**WHAT YOU HAVE TO DO:** Make an exact copy of all the records.

[Data excerpts]
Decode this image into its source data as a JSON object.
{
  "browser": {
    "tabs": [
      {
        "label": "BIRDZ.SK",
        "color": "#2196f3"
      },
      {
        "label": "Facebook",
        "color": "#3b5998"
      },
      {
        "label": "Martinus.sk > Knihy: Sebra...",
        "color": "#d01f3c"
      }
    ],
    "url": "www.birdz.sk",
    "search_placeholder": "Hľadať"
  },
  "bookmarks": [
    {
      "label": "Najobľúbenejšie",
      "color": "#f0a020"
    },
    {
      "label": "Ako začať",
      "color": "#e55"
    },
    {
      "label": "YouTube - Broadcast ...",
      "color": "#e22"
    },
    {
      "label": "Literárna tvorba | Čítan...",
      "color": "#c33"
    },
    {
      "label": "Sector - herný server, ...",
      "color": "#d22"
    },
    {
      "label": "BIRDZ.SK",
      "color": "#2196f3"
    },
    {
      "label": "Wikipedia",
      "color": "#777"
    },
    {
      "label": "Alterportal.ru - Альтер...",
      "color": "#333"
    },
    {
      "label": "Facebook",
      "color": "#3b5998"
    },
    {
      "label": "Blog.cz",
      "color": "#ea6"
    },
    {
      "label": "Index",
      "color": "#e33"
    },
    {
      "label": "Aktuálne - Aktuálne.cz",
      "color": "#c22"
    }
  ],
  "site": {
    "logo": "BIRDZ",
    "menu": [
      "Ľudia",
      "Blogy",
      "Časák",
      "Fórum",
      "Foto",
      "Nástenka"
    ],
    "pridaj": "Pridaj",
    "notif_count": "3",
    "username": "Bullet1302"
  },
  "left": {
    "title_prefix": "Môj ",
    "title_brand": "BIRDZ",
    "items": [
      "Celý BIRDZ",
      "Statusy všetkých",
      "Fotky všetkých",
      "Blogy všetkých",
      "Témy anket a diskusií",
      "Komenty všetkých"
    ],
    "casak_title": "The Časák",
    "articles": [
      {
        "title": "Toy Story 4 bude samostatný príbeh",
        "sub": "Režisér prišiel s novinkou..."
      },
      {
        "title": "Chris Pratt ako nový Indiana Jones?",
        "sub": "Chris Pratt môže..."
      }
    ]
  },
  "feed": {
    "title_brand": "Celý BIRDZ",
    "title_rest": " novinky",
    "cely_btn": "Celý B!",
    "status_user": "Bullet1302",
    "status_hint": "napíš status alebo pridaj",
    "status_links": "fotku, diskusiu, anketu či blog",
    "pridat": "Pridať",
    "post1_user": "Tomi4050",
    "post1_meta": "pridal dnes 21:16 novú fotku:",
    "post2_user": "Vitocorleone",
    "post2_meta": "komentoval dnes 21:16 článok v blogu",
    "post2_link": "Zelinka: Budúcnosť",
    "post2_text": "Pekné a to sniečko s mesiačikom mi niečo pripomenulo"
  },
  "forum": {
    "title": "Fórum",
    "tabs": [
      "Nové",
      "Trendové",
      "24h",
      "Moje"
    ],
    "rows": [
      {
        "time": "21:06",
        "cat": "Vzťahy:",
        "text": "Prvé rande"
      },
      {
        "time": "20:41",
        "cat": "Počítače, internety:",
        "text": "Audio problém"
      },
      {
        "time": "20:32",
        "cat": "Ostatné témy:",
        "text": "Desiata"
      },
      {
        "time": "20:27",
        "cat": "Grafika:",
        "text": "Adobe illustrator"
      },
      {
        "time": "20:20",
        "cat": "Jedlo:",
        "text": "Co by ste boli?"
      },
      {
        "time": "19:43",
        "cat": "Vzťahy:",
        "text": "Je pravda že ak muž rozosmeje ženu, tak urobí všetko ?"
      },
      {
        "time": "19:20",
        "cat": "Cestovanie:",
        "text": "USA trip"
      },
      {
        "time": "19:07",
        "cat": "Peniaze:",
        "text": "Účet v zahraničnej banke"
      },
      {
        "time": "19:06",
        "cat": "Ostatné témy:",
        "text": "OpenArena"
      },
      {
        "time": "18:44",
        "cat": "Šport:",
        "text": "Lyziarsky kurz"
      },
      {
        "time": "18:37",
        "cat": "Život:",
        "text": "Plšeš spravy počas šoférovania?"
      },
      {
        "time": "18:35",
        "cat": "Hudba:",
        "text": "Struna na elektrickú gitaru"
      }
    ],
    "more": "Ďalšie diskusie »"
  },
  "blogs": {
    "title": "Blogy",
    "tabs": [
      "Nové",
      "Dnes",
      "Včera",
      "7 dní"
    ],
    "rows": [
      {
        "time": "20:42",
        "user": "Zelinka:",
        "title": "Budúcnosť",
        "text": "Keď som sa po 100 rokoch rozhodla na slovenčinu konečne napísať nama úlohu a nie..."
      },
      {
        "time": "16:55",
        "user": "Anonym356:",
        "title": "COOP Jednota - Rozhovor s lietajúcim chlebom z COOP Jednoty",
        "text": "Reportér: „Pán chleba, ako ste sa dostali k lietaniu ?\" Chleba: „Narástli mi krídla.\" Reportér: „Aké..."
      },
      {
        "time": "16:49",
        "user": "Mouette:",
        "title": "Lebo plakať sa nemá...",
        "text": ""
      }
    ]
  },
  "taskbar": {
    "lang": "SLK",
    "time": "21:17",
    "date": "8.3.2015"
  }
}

**ANSWER BELOW:**
Decode this image into its source data as a JSON object.
{
  "browser": {
    "tabs": [
      {
        "label": "BIRDZ.SK",
        "color": "#2196f3"
      },
      {
        "label": "Facebook",
        "color": "#3b5998"
      },
      {
        "label": "Martinus.sk > Knihy: Sebra...",
        "color": "#d01f3c"
      }
    ],
    "url": "www.birdz.sk",
    "search_placeholder": "Hľadať"
  },
  "bookmarks": [
    {
      "label": "Najobľúbenejšie",
      "color": "#f0a020"
    },
    {
      "label": "Ako začať",
      "color": "#e55"
    },
    {
      "label": "YouTube - Broadcast ...",
      "color": "#e22"
    },
    {
      "label": "Literárna tvorba | Čítan...",
      "color": "#c33"
    },
    {
      "label": "Sector - herný server, ...",
      "color": "#d22"
    },
    {
      "label": "BIRDZ.SK",
      "color": "#2196f3"
    },
    {
      "label": "Wikipedia",
      "color": "#777"
    },
    {
      "label": "Alterportal.ru - Альтер...",
      "color": "#333"
    },
    {
      "label": "Facebook",
      "color": "#3b5998"
    },
    {
      "label": "Blog.cz",
      "color": "#ea6"
    },
    {
      "label": "Index",
      "color": "#e33"
    },
    {
      "label": "Aktuálne - Aktuálne.cz",
      "color": "#c22"
    }
  ],
  "site": {
    "logo": "BIRDZ",
    "menu": [
      "Ľudia",
      "Blogy",
      "Časák",
      "Fórum",
      "Foto",
      "Nástenka"
    ],
    "pridaj": "Pridaj",
    "notif_count": "3",
    "username": "Bullet1302"
  },
  "left": {
    "title_prefix": "Môj ",
    "title_brand": "BIRDZ",
    "items": [
      "Celý BIRDZ",
      "Statusy všetkých",
      "Fotky všetkých",
      "Blogy všetkých",
      "Témy anket a diskusií",
      "Komenty všetkých"
    ],
    "casak_title": "The Časák",
    "articles": [
      {
        "title": "Toy Story 4 bude samostatný príbeh",
        "sub": "Režisér prišiel s novinkou..."
      },
      {
        "title": "Chris Pratt ako nový Indiana Jones?",
        "sub": "Chris Pratt môže..."
      }
    ]
  },
  "feed": {
    "title_brand": "Celý BIRDZ",
    "title_rest": " novinky",
    "cely_btn": "Celý B!",
    "status_user": "Bullet1302",
    "status_hint": "napíš status alebo pridaj",
    "status_links": "fotku, diskusiu, anketu či blog",
    "pridat": "Pridať",
    "post1_user": "Tomi4050",
    "post1_meta": "pridal dnes 21:16 novú fotku:",
    "post2_user": "Vitocorleone",
    "post2_meta": "komentoval dnes 21:16 článok v blogu",
    "post2_link": "Zelinka: Budúcnosť",
    "post2_text": "Pekné a to sniečko s mesiačikom mi niečo pripomenulo"
  },
  "forum": {
    "title": "Fórum",
    "tabs": [
      "Nové",
      "Trendové",
      "24h",
      "Moje"
    ],
    "rows": [
      {
        "time": "21:06",
        "cat": "Vzťahy:",
        "text": "Prvé rande"
      },
      {
        "time": "20:41",
        "cat": "Počítače, internety:",
        "text": "Audio problém"
      },
      {
        "time": "20:32",
        "cat": "Ostatné témy:",
        "text": "Desiata"
      },
      {
        "time": "20:27",
        "cat": "Grafika:",
        "text": "Adobe illustrator"
      },
      {
        "time": "20:20",
        "cat": "Jedlo:",
        "text": "Co by ste boli?"
      },
      {
        "time": "19:43",
        "cat": "Vzťahy:",
        "text": "Je pravda že ak muž rozosmeje ženu, tak urobí všetko ?"
      },
      {
        "time": "19:20",
        "cat": "Cestovanie:",
        "text": "USA trip"
      },
      {
        "time": "19:07",
        "cat": "Peniaze:",
        "text": "Účet v zahraničnej banke"
      },
      {
        "time": "19:06",
        "cat": "Ostatné témy:",
        "text": "OpenArena"
      },
      {
        "time": "18:44",
        "cat": "Šport:",
        "text": "Lyziarsky kurz"
      },
      {
        "time": "18:37",
        "cat": "Život:",
        "text": "Plšeš spravy počas šoférovania?"
      },
      {
        "time": "18:35",
        "cat": "Hudba:",
        "text": "Struna na elektrickú gitaru"
      }
    ],
    "more": "Ďalšie diskusie »"
  },
  "blogs": {
    "title": "Blogy",
    "tabs": [
      "Nové",
      "Dnes",
      "Včera",
      "7 dní"
    ],
    "rows": [
      {
        "time": "20:42",
        "user": "Zelinka:",
        "title": "Budúcnosť",
        "text": "Keď som sa po 100 rokoch rozhodla na slovenčinu konečne napísať nama úlohu a nie..."
      },
      {
        "time": "16:55",
        "user": "Anonym356:",
        "title": "COOP Jednota - Rozhovor s lietajúcim chlebom z COOP Jednoty",
        "text": "Reportér: „Pán chleba, ako ste sa dostali k lietaniu ?\" Chleba: „Narástli mi krídla.\" Reportér: „Aké..."
      },
      {
        "time": "16:49",
        "user": "Mouette:",
        "title": "Lebo plakať sa nemá...",
        "text": ""
      }
    ]
  },
  "taskbar": {
    "lang": "SLK",
    "time": "21:17",
    "date": "8.3.2015"
  }
}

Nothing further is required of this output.